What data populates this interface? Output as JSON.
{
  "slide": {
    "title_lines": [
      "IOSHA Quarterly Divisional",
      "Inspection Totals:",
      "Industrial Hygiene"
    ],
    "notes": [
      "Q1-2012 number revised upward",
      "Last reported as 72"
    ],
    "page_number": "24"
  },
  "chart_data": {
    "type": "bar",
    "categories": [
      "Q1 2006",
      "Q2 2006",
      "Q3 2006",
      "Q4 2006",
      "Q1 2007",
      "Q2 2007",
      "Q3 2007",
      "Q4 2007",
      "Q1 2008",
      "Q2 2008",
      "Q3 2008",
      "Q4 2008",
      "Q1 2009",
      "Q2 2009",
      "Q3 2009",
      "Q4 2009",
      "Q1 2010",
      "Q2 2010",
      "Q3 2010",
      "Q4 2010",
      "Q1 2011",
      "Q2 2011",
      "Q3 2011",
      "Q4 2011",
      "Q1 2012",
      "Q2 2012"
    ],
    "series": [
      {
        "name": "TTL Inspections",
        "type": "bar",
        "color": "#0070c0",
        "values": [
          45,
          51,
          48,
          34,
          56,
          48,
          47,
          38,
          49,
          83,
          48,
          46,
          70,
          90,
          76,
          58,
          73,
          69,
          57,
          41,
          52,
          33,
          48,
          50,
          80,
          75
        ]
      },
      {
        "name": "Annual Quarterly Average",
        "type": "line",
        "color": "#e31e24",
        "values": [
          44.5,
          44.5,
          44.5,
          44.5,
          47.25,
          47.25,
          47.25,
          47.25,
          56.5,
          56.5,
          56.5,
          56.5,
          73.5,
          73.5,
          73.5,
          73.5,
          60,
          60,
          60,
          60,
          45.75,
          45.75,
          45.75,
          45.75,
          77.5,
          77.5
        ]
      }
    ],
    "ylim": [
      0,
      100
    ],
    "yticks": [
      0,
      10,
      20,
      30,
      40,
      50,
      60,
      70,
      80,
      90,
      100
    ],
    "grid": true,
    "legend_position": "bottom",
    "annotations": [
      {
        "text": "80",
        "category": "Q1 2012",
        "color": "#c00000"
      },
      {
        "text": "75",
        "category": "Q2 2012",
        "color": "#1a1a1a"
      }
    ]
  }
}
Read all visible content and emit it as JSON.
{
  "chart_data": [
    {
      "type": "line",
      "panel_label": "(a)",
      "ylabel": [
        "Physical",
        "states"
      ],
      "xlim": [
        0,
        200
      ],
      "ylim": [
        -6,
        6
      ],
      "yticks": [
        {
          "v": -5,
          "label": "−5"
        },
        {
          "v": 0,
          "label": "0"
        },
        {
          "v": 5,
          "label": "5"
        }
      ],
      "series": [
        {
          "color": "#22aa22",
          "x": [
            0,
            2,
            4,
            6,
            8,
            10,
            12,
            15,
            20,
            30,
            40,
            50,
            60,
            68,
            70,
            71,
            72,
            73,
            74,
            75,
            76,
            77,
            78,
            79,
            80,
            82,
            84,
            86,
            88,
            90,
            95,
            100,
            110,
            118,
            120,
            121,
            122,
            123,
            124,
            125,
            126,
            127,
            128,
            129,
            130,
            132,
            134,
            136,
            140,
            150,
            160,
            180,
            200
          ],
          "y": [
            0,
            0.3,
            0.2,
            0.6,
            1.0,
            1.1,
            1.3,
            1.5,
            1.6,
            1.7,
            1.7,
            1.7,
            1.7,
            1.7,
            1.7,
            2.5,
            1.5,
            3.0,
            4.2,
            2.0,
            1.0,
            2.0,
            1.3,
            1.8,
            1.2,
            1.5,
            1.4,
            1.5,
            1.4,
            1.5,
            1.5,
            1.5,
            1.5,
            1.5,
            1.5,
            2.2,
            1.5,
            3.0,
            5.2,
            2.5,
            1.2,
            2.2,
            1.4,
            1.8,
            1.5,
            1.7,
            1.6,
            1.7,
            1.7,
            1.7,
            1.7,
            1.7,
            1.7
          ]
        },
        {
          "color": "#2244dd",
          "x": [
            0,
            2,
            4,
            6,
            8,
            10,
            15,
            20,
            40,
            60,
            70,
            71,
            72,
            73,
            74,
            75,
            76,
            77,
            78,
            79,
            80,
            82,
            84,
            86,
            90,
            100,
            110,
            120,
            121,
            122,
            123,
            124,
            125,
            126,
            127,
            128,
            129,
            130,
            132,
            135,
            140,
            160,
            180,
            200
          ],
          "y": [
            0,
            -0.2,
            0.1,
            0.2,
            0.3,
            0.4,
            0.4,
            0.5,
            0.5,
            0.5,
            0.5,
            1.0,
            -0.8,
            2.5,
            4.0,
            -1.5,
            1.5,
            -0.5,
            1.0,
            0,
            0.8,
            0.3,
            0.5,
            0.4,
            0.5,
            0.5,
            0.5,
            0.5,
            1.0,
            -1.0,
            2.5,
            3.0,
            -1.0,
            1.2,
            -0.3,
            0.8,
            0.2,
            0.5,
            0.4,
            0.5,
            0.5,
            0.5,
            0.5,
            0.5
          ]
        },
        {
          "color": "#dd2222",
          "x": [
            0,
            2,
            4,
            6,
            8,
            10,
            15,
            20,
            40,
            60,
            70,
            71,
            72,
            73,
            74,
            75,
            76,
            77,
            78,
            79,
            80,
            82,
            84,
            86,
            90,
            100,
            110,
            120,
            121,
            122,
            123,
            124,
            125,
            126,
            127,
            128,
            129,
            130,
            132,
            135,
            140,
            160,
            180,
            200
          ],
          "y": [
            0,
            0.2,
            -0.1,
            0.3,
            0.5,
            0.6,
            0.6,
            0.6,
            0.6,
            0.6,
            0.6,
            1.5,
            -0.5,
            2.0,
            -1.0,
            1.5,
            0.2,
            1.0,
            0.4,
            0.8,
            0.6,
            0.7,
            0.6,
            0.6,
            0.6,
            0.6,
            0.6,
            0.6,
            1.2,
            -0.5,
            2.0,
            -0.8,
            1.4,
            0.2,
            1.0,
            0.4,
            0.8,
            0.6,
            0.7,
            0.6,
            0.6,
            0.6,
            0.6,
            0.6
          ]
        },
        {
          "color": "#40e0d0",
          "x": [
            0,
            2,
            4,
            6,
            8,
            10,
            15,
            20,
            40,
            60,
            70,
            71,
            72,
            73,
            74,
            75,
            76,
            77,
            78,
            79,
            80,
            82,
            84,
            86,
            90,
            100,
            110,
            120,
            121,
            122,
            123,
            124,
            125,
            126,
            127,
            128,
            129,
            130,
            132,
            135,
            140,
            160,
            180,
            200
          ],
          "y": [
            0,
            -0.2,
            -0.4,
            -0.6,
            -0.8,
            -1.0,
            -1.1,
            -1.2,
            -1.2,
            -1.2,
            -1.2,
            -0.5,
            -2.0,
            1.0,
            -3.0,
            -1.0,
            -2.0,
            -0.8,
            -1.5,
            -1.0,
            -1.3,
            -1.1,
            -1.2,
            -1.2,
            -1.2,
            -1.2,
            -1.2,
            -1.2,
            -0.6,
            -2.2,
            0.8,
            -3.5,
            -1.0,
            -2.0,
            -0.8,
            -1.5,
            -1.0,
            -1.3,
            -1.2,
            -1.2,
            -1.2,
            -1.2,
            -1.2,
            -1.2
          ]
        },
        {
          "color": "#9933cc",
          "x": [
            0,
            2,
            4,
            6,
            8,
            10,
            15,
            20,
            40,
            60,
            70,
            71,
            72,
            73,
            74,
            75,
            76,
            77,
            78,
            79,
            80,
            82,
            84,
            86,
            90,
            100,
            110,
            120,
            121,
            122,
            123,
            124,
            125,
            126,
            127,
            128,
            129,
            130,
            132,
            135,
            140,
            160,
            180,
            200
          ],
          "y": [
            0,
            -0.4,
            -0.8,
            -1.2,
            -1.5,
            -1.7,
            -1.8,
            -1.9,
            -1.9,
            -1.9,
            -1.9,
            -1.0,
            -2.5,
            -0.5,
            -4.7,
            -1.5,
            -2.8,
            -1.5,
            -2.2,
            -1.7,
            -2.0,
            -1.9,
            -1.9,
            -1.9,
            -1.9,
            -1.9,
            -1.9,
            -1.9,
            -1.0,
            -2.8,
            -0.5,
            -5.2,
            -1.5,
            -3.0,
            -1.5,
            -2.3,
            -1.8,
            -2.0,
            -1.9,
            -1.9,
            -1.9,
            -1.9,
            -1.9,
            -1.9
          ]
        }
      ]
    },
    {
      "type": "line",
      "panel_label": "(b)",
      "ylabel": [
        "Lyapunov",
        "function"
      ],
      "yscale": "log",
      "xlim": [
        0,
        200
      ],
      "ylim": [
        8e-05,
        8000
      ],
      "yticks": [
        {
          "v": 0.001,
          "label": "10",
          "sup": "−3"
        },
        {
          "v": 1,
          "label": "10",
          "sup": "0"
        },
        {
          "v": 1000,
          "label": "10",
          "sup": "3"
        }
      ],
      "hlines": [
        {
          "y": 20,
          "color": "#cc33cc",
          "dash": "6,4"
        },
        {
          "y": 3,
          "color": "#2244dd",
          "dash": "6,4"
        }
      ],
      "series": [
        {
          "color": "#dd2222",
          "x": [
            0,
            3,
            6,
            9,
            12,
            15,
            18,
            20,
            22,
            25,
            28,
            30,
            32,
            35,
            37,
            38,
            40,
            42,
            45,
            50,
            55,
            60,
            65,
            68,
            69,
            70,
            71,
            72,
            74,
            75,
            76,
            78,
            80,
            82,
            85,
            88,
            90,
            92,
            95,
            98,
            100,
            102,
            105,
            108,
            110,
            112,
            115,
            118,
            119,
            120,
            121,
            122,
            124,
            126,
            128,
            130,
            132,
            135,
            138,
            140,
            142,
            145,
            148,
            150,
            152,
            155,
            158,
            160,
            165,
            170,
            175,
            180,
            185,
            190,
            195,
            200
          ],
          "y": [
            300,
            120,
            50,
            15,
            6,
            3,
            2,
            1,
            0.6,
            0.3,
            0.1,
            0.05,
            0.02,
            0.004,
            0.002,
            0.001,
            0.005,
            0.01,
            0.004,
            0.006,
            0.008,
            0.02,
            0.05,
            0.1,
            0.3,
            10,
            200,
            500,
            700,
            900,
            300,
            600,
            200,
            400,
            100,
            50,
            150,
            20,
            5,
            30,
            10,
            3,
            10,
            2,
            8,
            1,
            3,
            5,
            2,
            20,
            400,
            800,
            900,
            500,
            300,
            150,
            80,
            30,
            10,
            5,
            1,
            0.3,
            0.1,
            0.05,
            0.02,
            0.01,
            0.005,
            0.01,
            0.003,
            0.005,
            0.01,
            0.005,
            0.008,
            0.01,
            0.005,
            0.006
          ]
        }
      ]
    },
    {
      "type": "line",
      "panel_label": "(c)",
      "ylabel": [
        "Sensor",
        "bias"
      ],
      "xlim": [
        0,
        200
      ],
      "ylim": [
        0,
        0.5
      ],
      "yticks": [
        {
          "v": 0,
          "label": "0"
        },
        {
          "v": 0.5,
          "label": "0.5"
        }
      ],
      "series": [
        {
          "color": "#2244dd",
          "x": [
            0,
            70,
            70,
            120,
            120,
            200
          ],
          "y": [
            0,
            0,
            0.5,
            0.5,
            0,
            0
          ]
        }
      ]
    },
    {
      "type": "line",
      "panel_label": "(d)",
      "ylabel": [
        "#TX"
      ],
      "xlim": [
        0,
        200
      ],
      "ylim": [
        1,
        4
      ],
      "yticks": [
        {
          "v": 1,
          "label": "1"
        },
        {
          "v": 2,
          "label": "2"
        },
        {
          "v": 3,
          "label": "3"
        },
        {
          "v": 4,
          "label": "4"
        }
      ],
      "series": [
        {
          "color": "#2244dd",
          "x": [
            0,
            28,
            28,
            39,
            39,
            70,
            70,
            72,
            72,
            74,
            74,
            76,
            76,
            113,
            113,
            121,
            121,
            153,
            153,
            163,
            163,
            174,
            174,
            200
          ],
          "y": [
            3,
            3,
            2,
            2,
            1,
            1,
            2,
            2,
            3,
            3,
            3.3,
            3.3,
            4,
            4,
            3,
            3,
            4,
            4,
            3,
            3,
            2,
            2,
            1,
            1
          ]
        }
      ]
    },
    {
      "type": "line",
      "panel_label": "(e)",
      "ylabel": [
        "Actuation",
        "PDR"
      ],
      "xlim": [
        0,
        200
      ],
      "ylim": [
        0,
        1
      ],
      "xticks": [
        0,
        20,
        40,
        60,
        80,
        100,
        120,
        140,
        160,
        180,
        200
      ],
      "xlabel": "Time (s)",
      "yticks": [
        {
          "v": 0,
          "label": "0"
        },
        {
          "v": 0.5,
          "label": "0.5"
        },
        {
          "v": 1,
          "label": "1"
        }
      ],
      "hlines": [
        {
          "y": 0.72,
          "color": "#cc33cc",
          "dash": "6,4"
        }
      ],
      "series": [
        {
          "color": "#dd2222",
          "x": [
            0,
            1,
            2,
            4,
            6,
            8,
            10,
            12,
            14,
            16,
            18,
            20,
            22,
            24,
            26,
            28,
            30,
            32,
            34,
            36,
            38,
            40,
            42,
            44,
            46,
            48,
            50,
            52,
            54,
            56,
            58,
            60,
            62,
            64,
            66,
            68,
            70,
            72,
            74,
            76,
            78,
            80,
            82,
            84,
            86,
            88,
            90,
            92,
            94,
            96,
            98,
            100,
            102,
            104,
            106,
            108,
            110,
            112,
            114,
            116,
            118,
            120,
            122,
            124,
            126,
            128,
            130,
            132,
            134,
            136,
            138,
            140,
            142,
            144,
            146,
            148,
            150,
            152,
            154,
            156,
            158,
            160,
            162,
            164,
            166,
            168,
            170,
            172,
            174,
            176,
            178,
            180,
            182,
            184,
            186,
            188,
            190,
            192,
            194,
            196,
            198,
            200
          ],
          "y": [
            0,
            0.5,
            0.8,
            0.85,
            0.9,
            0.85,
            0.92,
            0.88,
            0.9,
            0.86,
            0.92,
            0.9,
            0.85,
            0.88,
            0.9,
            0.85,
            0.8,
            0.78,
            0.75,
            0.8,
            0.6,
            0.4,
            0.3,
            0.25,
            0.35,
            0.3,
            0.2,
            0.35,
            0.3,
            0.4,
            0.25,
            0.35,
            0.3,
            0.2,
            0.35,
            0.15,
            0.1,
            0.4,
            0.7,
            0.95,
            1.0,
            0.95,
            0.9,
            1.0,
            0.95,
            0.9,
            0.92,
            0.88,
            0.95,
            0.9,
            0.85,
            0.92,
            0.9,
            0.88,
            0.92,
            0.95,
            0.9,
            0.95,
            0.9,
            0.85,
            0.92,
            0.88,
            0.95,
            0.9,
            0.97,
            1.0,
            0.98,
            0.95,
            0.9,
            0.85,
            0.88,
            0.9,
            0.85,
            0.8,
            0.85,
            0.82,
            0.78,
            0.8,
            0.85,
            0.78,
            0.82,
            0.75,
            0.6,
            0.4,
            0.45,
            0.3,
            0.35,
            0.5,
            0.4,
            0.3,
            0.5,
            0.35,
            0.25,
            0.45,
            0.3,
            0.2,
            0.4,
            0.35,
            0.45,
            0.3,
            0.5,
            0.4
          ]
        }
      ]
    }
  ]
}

§ THE EXERCISE: Using the records above, pull out each line where the word "name" occurs.

§ FINAL RESULT:
        "name": "TTL Inspections",
        "name": "Annual Quarterly Average",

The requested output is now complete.